Dataset records
□ □ □ □ □ □ □

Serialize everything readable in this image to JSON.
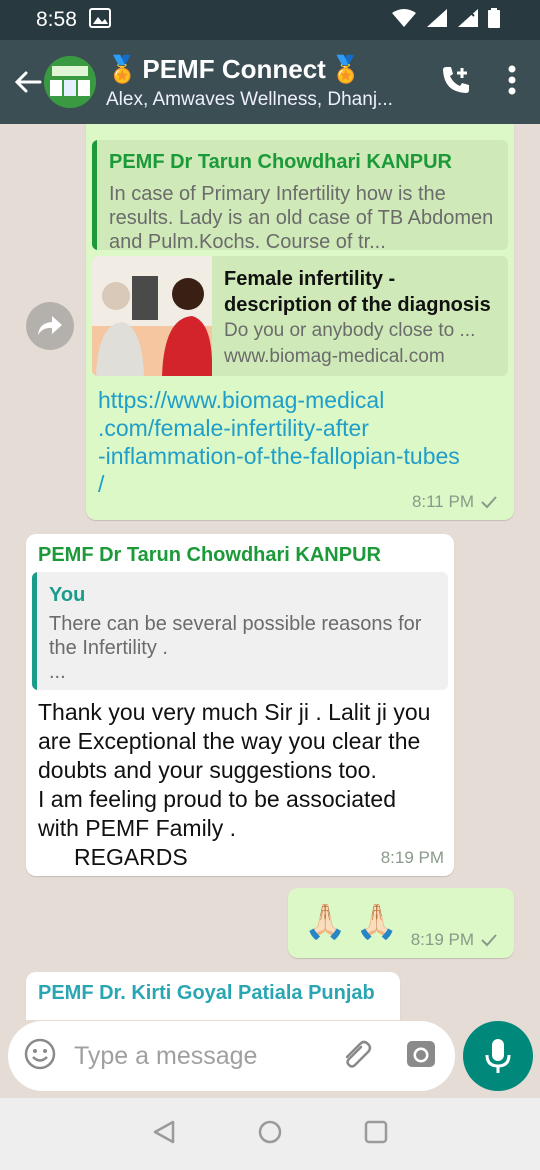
{
  "status_bar": {
    "time": "8:58"
  },
  "header": {
    "title": "PEMF Connect",
    "subtitle": "Alex, Amwaves Wellness, Dhanj..."
  },
  "messages": {
    "m1": {
      "quote_sender": "PEMF Dr Tarun Chowdhari KANPUR",
      "quote_text": "In case of Primary Infertility how is the results. Lady is an old case of TB Abdomen and Pulm.Kochs. Course of tr...",
      "link_title": "Female infertility - description of the diagnosis",
      "link_desc": "Do you or anybody close to ...",
      "link_domain": "www.biomag-medical.com",
      "body_line1": "https://www.biomag-medical",
      "body_line2": ".com/female-infertility-after",
      "body_line3": "-inflammation-of-the-fallopian-tubes",
      "body_line4": "/",
      "time": "8:11 PM"
    },
    "m2": {
      "sender": "PEMF Dr Tarun Chowdhari KANPUR",
      "quote_sender": "You",
      "quote_line1": "There can be several possible reasons for",
      "quote_line2": "the Infertility .",
      "quote_line3": "...",
      "text_line1": "Thank you very much Sir ji . Lalit ji you",
      "text_line2": "are Exceptional the way you clear the",
      "text_line3": "doubts and your suggestions too.",
      "text_line4": "I am feeling proud to be associated",
      "text_line5": "with PEMF Family .",
      "text_line6": "REGARDS",
      "time": "8:19 PM"
    },
    "m3": {
      "emoji": "🙏🏻 🙏🏻",
      "time": "8:19 PM"
    },
    "m4": {
      "sender": "PEMF Dr. Kirti Goyal Patiala Punjab"
    }
  },
  "composer": {
    "placeholder": "Type a message"
  },
  "colors": {
    "header": "#3a4e54",
    "accent": "#00897b",
    "outgoing": "#dcf8c6",
    "chat_bg": "#e5ddd5"
  }
}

□ □ □ □ □ □ □

• [What needs to be done]: Look through the listing and extract every line with "Tarun" in it.

• [Answer to this task]:
      "quote_sender": "PEMF Dr Tarun Chowdhari KANPUR",
      "sender": "PEMF Dr Tarun Chowdhari KANPUR",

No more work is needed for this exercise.